--- SHORT PROBLEM ---
Can you print the data exactly and leave out each image?

--- PROVIDED DATA ---
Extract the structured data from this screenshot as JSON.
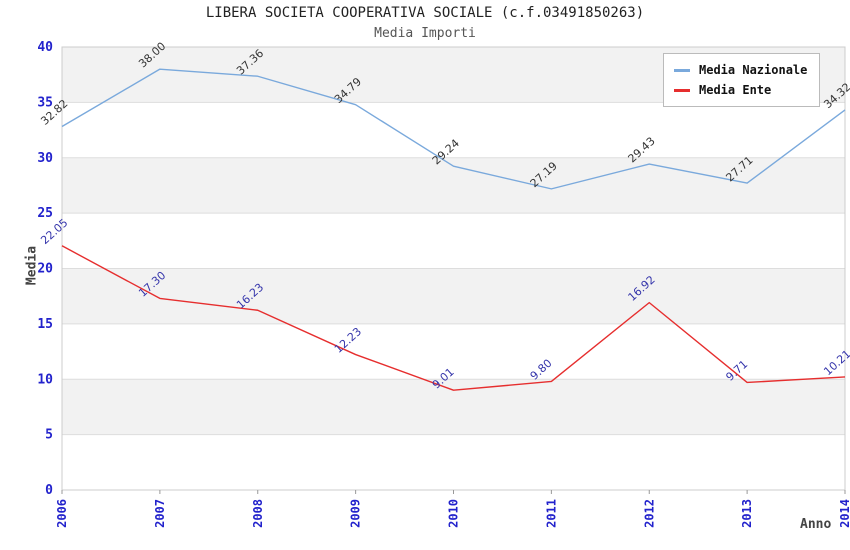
{
  "chart_data": {
    "type": "line",
    "title": "LIBERA SOCIETA COOPERATIVA SOCIALE (c.f.03491850263)",
    "subtitle": "Media Importi",
    "xlabel": "Anno",
    "ylabel": "Media",
    "ylim": [
      0,
      40
    ],
    "ytick_step": 5,
    "yticks": [
      0,
      5,
      10,
      15,
      20,
      25,
      30,
      35,
      40
    ],
    "categories": [
      "2006",
      "2007",
      "2008",
      "2009",
      "2010",
      "2011",
      "2012",
      "2013",
      "2014"
    ],
    "legend_position": "top-right",
    "grid": "horizontal-bands",
    "series": [
      {
        "name": "Media Nazionale",
        "color": "#7AA9DC",
        "label_color": "#333333",
        "values": [
          32.82,
          38.0,
          37.36,
          34.79,
          29.24,
          27.19,
          29.43,
          27.71,
          34.32
        ]
      },
      {
        "name": "Media Ente",
        "color": "#E62E2E",
        "label_color": "#3333AA",
        "values": [
          22.05,
          17.3,
          16.23,
          12.23,
          9.01,
          9.8,
          16.92,
          9.71,
          10.21
        ]
      }
    ],
    "colors": {
      "tick_label": "#2222CC",
      "band": "#F2F2F2",
      "grid": "#DDDDDD",
      "plot_border": "#CCCCCC",
      "plot_background": "#FFFFFF",
      "title": "#222222",
      "subtitle": "#555555",
      "axis_title": "#444444"
    }
  }
}
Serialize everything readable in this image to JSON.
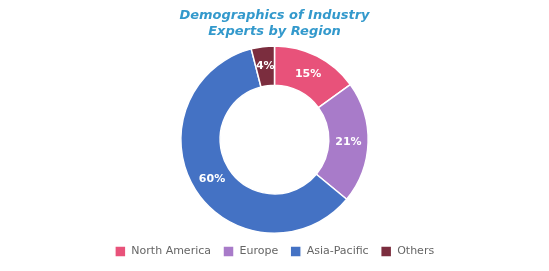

--- EXERCISE SOLUTION ---
Extract the structured data from this screenshot as JSON.
{
  "chart_data": {
    "type": "line",
    "title": "LIBERA SOCIETA COOPERATIVA SOCIALE (c.f.03491850263)",
    "subtitle": "Media Importi",
    "xlabel": "Anno",
    "ylabel": "Media",
    "ylim": [
      0,
      40
    ],
    "ytick_step": 5,
    "yticks": [
      0,
      5,
      10,
      15,
      20,
      25,
      30,
      35,
      40
    ],
    "categories": [
      "2006",
      "2007",
      "2008",
      "2009",
      "2010",
      "2011",
      "2012",
      "2013",
      "2014"
    ],
    "legend_position": "top-right",
    "grid": "horizontal-bands",
    "series": [
      {
        "name": "Media Nazionale",
        "color": "#7AA9DC",
        "label_color": "#333333",
        "values": [
          32.82,
          38.0,
          37.36,
          34.79,
          29.24,
          27.19,
          29.43,
          27.71,
          34.32
        ]
      },
      {
        "name": "Media Ente",
        "color": "#E62E2E",
        "label_color": "#3333AA",
        "values": [
          22.05,
          17.3,
          16.23,
          12.23,
          9.01,
          9.8,
          16.92,
          9.71,
          10.21
        ]
      }
    ],
    "colors": {
      "tick_label": "#2222CC",
      "band": "#F2F2F2",
      "grid": "#DDDDDD",
      "plot_border": "#CCCCCC",
      "plot_background": "#FFFFFF",
      "title": "#222222",
      "subtitle": "#555555",
      "axis_title": "#444444"
    }
  }
}
Serialize everything readable in this image to JSON.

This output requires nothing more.